■ **Tasks and exercises**:
a - In two sentences, sum up the feeding schedule thread.
b - Carry on the feeding schedule thread after its last post.

--- BEGIN Passage provided ---

# feeding schedule



## lastyboy (Apr 14, 2003)

Hi all

For all those unsure what to feed baby RBP's
Heres a feeding schedule i use with great sucess

Day	1st feed	2nd feed
MON	B/worm	Krill
TUES	D/Food	Cockle 
WEDS	Cockle	D/food 
THURS	Krill	Cockle 
FRI	B/worm	D/food
SAT	Cockle	Krill
SUN	D/Food	B/worm

D/FOOD = Food designed for discus fish (frozen cubes) but there really good for them, and mine just love em!!!!

Obviously im feeding them twice a day, but you can extend this idea over more feeds- its just variations on a theme, really.

You dont have to be so rigid, but this ensures the meals are mixed up nicely!!!

Cheers all


----------



## SnowCichlid (Jan 10, 2003)

variety is key and i like to switch the foods up... but i just chuck wahtever in whenever more so than stick to a schedule :smile:


----------



## Grosse Gurke (Jan 3, 2003)

SnowCichlid said:


> variety is key and i like to switch the foods up... but i just chuck wahtever in whenever more so than stick to a schedule :smile:


Yea, I try to feed my pygos every other day (they are older than yours) but if I miss a day there is no problem. I dont have a set schedule or amount I feed, I just toss it in and they eat it.

Let me add that 2X a day when young is a good idea. Just make sure they eat it all and dont overfeed them.


----------



## Judazzz (Jan 13, 2003)

I feed my natts once a day, and always (well, if possible), between 9 and 10pm... I've done this for so long now that they get restless at around 8:30-9pm, and really gorge themselves when I finally feed them.

--- END Passage provided ---
--- BEGIN Data entries ---

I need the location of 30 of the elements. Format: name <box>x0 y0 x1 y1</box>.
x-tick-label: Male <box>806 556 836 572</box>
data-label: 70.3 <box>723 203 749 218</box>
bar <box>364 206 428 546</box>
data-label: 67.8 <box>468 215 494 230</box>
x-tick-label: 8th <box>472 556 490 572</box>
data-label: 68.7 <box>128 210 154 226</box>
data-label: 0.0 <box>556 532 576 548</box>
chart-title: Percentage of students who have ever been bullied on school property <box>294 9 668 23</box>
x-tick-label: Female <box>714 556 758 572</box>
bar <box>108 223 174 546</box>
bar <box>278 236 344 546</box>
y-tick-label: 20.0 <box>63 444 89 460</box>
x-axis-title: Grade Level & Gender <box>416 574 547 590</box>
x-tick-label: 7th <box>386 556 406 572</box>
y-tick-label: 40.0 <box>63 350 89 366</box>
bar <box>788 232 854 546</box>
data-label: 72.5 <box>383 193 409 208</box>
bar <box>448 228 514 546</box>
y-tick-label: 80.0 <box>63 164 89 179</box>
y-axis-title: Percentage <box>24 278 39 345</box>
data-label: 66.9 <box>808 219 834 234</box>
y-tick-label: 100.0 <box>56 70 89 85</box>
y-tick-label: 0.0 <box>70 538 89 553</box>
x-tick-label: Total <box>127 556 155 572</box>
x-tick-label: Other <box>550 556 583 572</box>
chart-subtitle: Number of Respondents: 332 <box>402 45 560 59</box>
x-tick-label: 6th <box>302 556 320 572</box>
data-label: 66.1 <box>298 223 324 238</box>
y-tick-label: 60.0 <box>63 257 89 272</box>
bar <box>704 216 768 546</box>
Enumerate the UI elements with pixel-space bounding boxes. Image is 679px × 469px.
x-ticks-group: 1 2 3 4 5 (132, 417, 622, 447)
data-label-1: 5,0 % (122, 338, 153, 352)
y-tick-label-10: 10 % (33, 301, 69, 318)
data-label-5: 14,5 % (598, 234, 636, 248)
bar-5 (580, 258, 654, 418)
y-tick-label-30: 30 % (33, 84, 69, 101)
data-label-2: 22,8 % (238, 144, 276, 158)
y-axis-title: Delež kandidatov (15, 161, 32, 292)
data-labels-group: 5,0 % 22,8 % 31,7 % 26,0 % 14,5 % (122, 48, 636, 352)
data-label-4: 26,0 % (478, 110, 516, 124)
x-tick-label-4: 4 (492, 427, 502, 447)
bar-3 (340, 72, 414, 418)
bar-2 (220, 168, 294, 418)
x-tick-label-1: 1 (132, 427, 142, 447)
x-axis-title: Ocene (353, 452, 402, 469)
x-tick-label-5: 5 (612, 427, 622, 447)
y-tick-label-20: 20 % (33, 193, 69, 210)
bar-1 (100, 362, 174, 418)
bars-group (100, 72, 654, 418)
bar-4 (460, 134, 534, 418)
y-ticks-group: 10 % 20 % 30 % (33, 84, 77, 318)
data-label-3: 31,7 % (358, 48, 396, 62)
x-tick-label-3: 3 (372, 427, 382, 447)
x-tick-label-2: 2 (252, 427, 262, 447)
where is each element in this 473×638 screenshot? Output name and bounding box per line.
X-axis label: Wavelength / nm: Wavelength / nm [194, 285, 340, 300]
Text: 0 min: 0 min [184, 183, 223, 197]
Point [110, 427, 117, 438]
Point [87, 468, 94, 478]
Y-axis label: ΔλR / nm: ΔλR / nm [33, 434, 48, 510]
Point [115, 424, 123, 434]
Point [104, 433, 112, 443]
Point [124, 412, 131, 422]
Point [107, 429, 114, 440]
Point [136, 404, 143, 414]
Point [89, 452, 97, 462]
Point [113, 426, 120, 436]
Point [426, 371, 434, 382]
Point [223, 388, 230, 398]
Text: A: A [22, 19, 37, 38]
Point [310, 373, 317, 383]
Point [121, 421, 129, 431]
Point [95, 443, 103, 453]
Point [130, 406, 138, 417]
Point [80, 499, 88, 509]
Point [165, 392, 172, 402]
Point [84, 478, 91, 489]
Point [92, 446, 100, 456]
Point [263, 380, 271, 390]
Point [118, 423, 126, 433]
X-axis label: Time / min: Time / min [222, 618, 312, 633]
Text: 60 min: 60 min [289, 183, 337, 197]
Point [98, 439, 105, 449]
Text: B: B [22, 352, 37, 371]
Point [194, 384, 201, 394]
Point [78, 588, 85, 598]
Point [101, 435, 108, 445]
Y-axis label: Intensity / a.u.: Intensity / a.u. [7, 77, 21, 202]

--- END Data entries ---

■ **Answers in order**:
a - One poster shares a weekly plan for baby RBPs that rotates krill, cockle, discus food and B/worm across two feeds a day, noting that it need not be followed rigidly. Others say they vary foods without keeping to a schedule, one advises feeding young fish twice a day while making sure they eat it all, and another feeds natts once a day between 9 and 10pm.

b -
When they were babies, they got food 2-3x a day, because they do need a lot of food when small, to avoid jeopardizing their development, which runs over-times when they're still babies...


----------



## RhomZilla (Feb 12, 2003)

Different varieties of food are always a plus!!!

I've always fed all my Ps twice a day, once in the morn before work, and another when I get home from work.


----------



## thePACK (Jan 3, 2003)

grosse gurke said:


> but if I miss a day there is no problem. I dont have a set schedule or amount I feed, I just toss it in and they eat it.


----------



## lastyboy (Apr 14, 2003)

Yeah usually i feed at lunchtime, and last thing at night.
I like to see the little buggers chomping away, also!!!!!
quite entertaining, maybe i should get (another!) hobby???????????


----------



## thoroughbred (Mar 14, 2003)

i feed mine 4-5 times a day krill , beefheart and brine shrimp and goldfish flakes gotta make sure theyre eating i have like 4 goldfish former feeders like 4" this guy didnt want thme and damn they eat not 2 mention 5 lrg feeders and 2 convicts my p's only 1.5" long but i know in the end everything in there is a feeder well except those mean ass convicts sheesh theyre bastards!!!!!


----------



## lastyboy (Apr 14, 2003)

One things for sure!!!!!!
They sure love there food, man!!!!!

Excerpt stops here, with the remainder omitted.